* _Exercise description_
Give only the number of lines in the listing below where the string "Nacional" occurs.

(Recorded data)
^^^^

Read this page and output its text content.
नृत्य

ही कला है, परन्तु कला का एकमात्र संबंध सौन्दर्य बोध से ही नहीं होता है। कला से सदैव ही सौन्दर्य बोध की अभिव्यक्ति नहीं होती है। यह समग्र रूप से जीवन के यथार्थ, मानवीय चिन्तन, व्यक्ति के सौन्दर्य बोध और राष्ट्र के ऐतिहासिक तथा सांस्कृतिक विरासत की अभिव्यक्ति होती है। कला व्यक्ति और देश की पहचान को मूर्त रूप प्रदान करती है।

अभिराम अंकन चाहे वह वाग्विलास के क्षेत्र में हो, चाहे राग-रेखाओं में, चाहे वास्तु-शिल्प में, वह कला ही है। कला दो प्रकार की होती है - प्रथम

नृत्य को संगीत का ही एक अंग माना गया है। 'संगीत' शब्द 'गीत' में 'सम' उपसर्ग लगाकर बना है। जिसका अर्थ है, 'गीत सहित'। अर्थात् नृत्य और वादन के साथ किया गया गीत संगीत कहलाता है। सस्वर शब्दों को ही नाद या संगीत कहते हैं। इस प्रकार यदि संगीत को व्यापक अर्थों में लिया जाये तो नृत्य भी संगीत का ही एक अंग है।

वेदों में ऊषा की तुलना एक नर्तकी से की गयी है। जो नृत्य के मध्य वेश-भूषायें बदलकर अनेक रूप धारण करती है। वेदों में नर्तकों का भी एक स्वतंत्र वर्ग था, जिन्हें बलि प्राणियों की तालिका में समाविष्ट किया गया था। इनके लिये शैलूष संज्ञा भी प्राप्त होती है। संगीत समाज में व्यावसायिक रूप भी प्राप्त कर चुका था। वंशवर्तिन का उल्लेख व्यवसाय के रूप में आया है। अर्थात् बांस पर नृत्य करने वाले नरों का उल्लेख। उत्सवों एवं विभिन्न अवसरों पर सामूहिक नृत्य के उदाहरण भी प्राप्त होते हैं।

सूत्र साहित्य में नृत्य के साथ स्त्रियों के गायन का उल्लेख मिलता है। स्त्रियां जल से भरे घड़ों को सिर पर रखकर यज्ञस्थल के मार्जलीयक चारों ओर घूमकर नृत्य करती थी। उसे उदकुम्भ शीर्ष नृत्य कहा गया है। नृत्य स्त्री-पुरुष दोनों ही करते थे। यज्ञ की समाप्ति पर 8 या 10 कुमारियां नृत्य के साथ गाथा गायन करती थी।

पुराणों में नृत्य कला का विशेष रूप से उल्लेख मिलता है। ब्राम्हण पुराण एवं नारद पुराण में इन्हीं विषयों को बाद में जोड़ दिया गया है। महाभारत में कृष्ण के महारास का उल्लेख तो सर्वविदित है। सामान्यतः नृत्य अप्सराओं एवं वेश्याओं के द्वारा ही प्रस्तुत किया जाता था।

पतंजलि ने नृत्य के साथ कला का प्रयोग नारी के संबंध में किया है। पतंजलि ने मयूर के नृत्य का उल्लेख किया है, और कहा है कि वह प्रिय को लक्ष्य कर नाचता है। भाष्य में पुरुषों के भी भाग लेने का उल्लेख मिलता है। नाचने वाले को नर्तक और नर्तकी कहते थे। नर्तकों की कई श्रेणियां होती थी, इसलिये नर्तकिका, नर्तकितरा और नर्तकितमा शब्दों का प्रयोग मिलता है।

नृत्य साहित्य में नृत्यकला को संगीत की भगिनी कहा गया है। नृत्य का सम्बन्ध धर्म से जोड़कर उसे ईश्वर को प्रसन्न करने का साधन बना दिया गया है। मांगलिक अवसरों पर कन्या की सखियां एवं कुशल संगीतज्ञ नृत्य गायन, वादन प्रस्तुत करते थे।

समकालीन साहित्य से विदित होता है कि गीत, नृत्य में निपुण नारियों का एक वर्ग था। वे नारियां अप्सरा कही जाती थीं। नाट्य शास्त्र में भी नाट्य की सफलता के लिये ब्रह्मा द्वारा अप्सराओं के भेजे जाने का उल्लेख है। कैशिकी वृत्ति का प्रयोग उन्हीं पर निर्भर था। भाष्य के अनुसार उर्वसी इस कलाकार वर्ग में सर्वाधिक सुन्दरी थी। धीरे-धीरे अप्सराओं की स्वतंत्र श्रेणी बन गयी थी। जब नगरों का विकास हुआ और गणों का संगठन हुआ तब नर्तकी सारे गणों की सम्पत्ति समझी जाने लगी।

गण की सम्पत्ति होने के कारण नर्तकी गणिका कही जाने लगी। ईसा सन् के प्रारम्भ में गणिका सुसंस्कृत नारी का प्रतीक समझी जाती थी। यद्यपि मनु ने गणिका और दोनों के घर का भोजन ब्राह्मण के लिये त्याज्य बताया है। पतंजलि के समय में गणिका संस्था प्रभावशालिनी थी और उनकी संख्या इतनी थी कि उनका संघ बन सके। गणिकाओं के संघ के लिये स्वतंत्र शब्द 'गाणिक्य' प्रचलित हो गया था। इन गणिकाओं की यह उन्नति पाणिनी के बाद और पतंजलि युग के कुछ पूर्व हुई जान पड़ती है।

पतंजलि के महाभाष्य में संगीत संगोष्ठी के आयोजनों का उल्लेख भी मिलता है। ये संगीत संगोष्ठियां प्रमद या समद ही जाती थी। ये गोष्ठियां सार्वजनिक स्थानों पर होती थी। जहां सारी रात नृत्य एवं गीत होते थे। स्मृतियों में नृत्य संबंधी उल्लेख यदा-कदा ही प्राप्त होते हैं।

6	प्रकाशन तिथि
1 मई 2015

^^^^

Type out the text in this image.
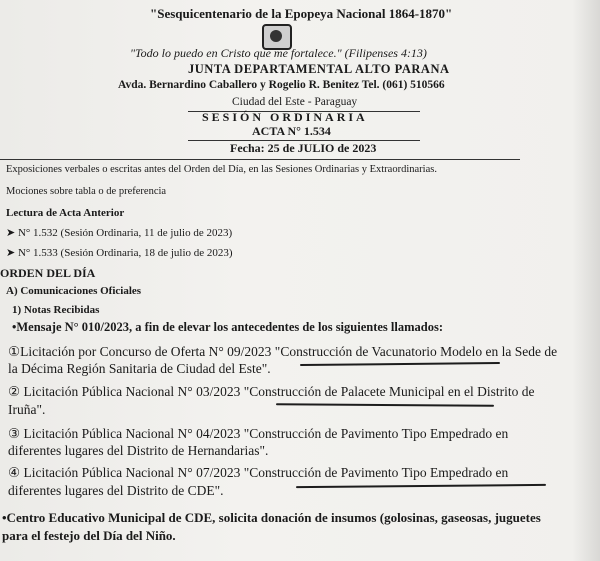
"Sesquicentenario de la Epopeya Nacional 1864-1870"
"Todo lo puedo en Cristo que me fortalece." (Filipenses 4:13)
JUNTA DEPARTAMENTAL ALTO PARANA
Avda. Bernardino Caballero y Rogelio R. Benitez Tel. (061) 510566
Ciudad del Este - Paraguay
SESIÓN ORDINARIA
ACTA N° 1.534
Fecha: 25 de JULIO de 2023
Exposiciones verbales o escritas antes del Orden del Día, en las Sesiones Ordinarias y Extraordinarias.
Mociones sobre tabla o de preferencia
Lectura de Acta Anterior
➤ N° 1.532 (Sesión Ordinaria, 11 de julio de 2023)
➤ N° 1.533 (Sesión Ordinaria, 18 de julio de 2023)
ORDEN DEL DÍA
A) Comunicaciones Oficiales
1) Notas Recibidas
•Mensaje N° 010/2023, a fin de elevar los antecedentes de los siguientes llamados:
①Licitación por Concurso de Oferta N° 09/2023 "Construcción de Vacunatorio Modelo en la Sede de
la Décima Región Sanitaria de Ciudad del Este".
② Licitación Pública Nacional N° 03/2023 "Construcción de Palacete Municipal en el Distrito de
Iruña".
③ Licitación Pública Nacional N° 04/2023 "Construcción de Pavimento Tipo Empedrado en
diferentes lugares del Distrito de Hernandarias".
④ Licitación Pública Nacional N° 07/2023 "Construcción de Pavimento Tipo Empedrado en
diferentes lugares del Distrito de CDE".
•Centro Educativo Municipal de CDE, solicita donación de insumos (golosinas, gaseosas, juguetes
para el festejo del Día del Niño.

^^^^

* _Worked solution_
4